── Given data

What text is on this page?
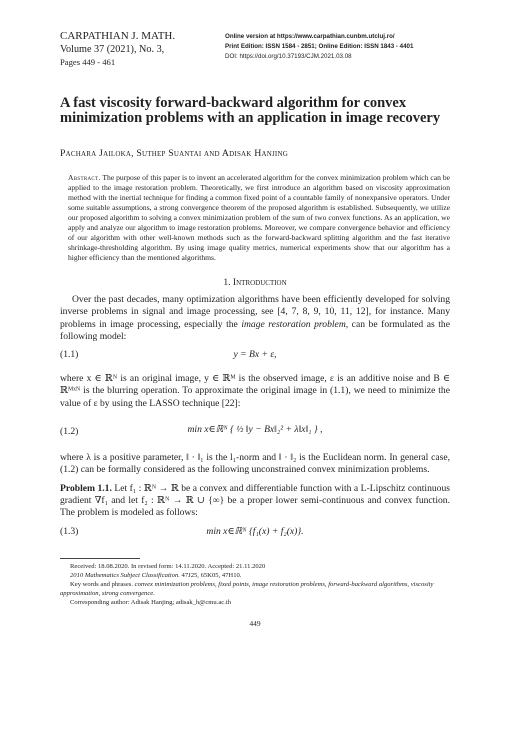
CARPATHIAN J. MATH.
Volume 37 (2021), No. 3,
Pages 449 - 461
Online version at https://www.carpathian.cunbm.utcluj.ro/
Print Edition: ISSN 1584 - 2851; Online Edition: ISSN 1843 - 4401
DOI: https://doi.org/10.37193/CJM.2021.03.08
A fast viscosity forward-backward algorithm for convex minimization problems with an application in image recovery
Pachara Jailoka, Suthep Suantai and Adisak Hanjing
Abstract. The purpose of this paper is to invent an accelerated algorithm for the convex minimization problem which can be applied to the image restoration problem. Theoretically, we first introduce an algorithm based on viscosity approximation method with the inertial technique for finding a common fixed point of a countable family of nonexpansive operators. Under some suitable assumptions, a strong convergence theorem of the proposed algorithm is established. Subsequently, we utilize our proposed algorithm to solving a convex minimization problem of the sum of two convex functions. As an application, we apply and analyze our algorithm to image restoration problems. Moreover, we compare convergence behavior and efficiency of our algorithm with other well-known methods such as the forward-backward splitting algorithm and the fast iterative shrinkage-thresholding algorithm. By using image quality metrics, numerical experiments show that our algorithm has a higher efficiency than the mentioned algorithms.
1. Introduction

Over the past decades, many optimization algorithms have been efficiently developed for solving inverse problems in signal and image processing, see [4, 7, 8, 9, 10, 11, 12], for instance. Many problems in image processing, especially the image restoration problem, can be formulated as the following model:

(1.1)	y = Bx + ε,

where x ∈ ℝᴺ is an original image, y ∈ ℝᴹ is the observed image, ε is an additive noise and B ∈ ℝᴹˣᴺ is the blurring operation. To approximate the original image in (1.1), we need to minimize the value of ε by using the LASSO technique [22]:

(1.2)	min x∈ℝᴺ { ½ ‖y − Bx‖₂² + λ‖x‖₁ } ,

where λ is a positive parameter, ‖ · ‖₁ is the l₁-norm and ‖ · ‖₂ is the Euclidean norm. In general case, (1.2) can be formally considered as the following unconstrained convex minimization problems.

Problem 1.1. Let f₁ : ℝᴺ → ℝ be a convex and differentiable function with a L-Lipschitz continuous gradient ∇f₁ and let f₂ : ℝᴺ → ℝ ∪ {∞} be a proper lower semi-continuous and convex function. The problem is modeled as follows:

(1.3)	min x∈ℝᴺ {f₁(x) + f₂(x)}.

Received: 18.08.2020. In revised form: 14.11.2020. Accepted: 21.11.2020

2010 Mathematics Subject Classification. 47J25, 65K05, 47H10.

Key words and phrases. convex minimization problems, fixed points, image restoration problems, forward-backward algorithms, viscosity approximation, strong convergence.

Corresponding author: Adisak Hanjing; adisak_h@cmu.ac.th

449
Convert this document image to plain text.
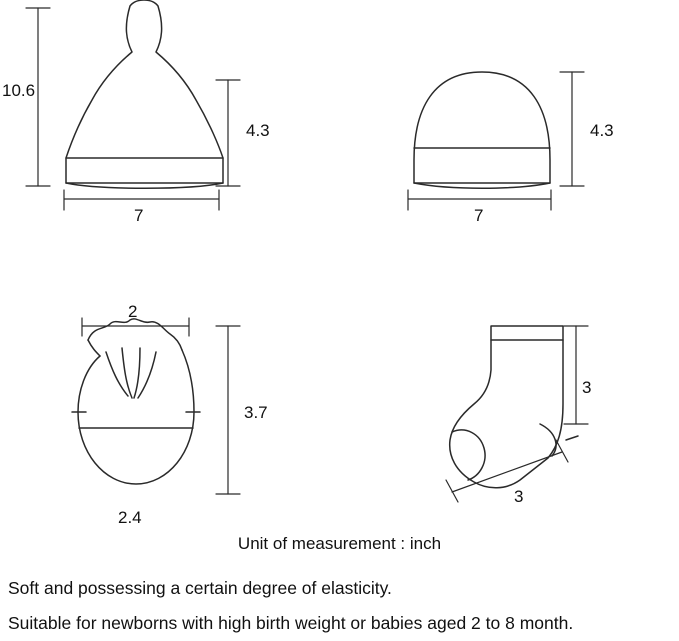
10.6
4.3
7
4.3
7
2
3.7
2.4
3
3
Unit of measurement : inch
Soft and possessing a certain degree of elasticity.
Suitable for newborns with high birth weight or babies aged 2 to 8 month.
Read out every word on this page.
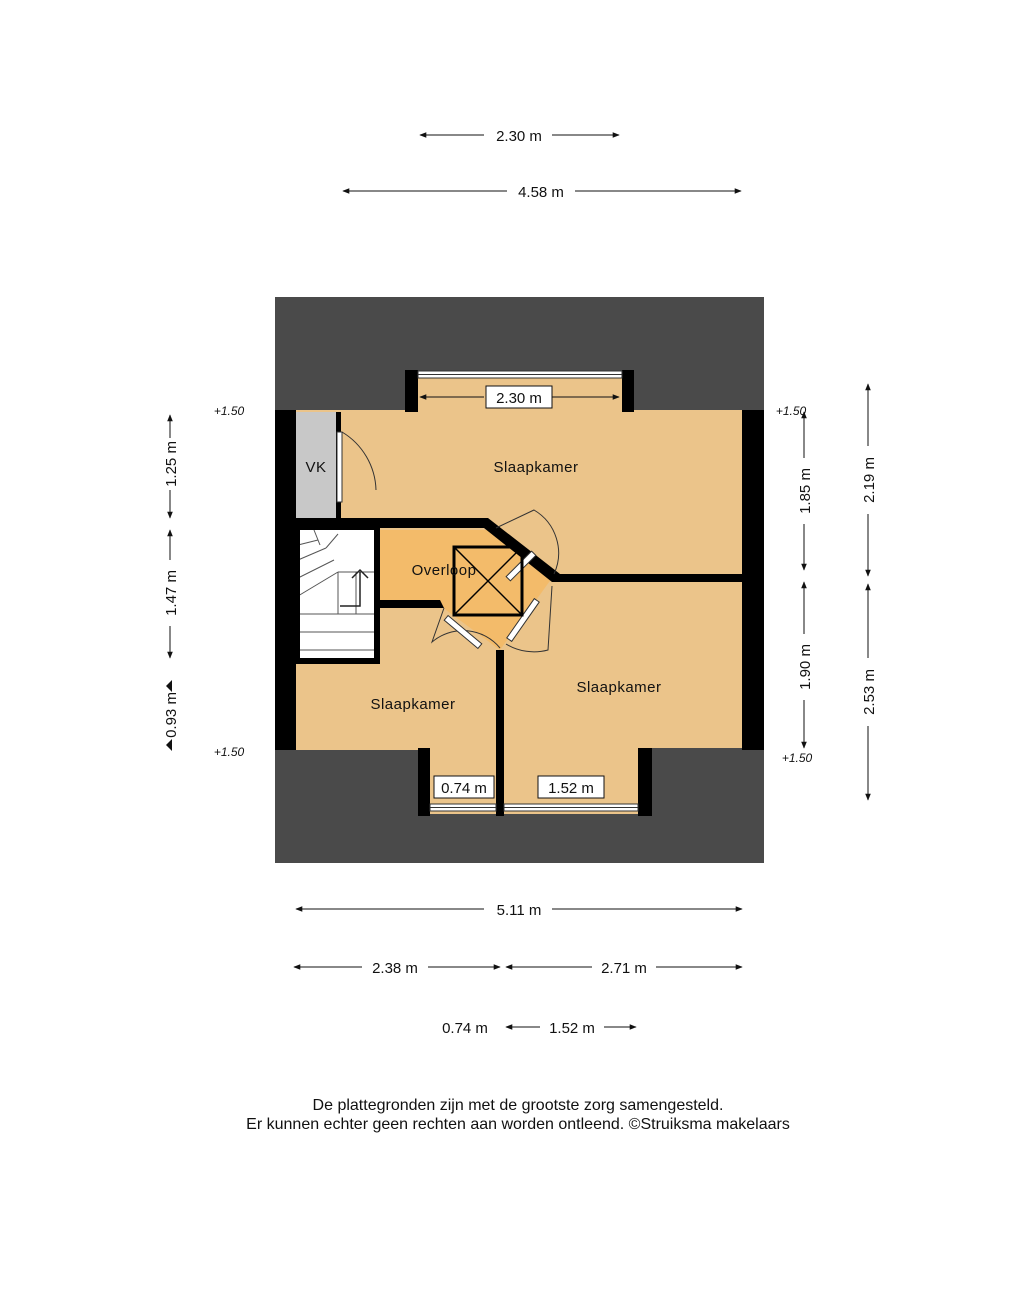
Slaapkamer
Slaapkamer
Slaapkamer
Overloop
VK
+1.50	+1.50
+1.50	+1.50
2.30 m
4.58 m
2.30 m
0.74 m	1.52 m
5.11 m
2.38 m	2.71 m
0.74 m	1.52 m
1.25 m
1.47 m
0.93 m
1.85 m
1.90 m
2.19 m
2.53 m
De plattegronden zijn met de grootste zorg samengesteld.
Er kunnen echter geen rechten aan worden ontleend. ©Struiksma makelaars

────

Written task: Go through the listing above and write it all out exactly, leaving out any picture.

Result below:
What text is on this page?
CARPATHIAN J. MATH.
Volume 37 (2021), No. 3,
Pages 449 - 461
Online version at https://www.carpathian.cunbm.utcluj.ro/
Print Edition: ISSN 1584 - 2851; Online Edition: ISSN 1843 - 4401
DOI: https://doi.org/10.37193/CJM.2021.03.08
A fast viscosity forward-backward algorithm for convex minimization problems with an application in image recovery
Pachara Jailoka, Suthep Suantai and Adisak Hanjing
Abstract. The purpose of this paper is to invent an accelerated algorithm for the convex minimization problem which can be applied to the image restoration problem. Theoretically, we first introduce an algorithm based on viscosity approximation method with the inertial technique for finding a common fixed point of a countable family of nonexpansive operators. Under some suitable assumptions, a strong convergence theorem of the proposed algorithm is established. Subsequently, we utilize our proposed algorithm to solving a convex minimization problem of the sum of two convex functions. As an application, we apply and analyze our algorithm to image restoration problems. Moreover, we compare convergence behavior and efficiency of our algorithm with other well-known methods such as the forward-backward splitting algorithm and the fast iterative shrinkage-thresholding algorithm. By using image quality metrics, numerical experiments show that our algorithm has a higher efficiency than the mentioned algorithms.
1. Introduction

Over the past decades, many optimization algorithms have been efficiently developed for solving inverse problems in signal and image processing, see [4, 7, 8, 9, 10, 11, 12], for instance. Many problems in image processing, especially the image restoration problem, can be formulated as the following model:

(1.1)	y = Bx + ε,

where x ∈ ℝᴺ is an original image, y ∈ ℝᴹ is the observed image, ε is an additive noise and B ∈ ℝᴹˣᴺ is the blurring operation. To approximate the original image in (1.1), we need to minimize the value of ε by using the LASSO technique [22]:

(1.2)	min x∈ℝᴺ { ½ ‖y − Bx‖₂² + λ‖x‖₁ } ,

where λ is a positive parameter, ‖ · ‖₁ is the l₁-norm and ‖ · ‖₂ is the Euclidean norm. In general case, (1.2) can be formally considered as the following unconstrained convex minimization problems.

Problem 1.1. Let f₁ : ℝᴺ → ℝ be a convex and differentiable function with a L-Lipschitz continuous gradient ∇f₁ and let f₂ : ℝᴺ → ℝ ∪ {∞} be a proper lower semi-continuous and convex function. The problem is modeled as follows:

(1.3)	min x∈ℝᴺ {f₁(x) + f₂(x)}.

Received: 18.08.2020. In revised form: 14.11.2020. Accepted: 21.11.2020

2010 Mathematics Subject Classification. 47J25, 65K05, 47H10.

Key words and phrases. convex minimization problems, fixed points, image restoration problems, forward-backward algorithms, viscosity approximation, strong convergence.

Corresponding author: Adisak Hanjing; adisak_h@cmu.ac.th

449
Convert this document image to plain text.
10.6
4.3
7
4.3
7
2
3.7
2.4
3
3
Unit of measurement : inch
Soft and possessing a certain degree of elasticity.
Suitable for newborns with high birth weight or babies aged 2 to 8 month.
Read out every word on this page.
Slaapkamer
Slaapkamer
Slaapkamer
Overloop
VK
+1.50	+1.50
+1.50	+1.50
2.30 m
4.58 m
2.30 m
0.74 m	1.52 m
5.11 m
2.38 m	2.71 m
0.74 m	1.52 m
1.25 m
1.47 m
0.93 m
1.85 m
1.90 m
2.19 m
2.53 m
De plattegronden zijn met de grootste zorg samengesteld.
Er kunnen echter geen rechten aan worden ontleend. ©Struiksma makelaars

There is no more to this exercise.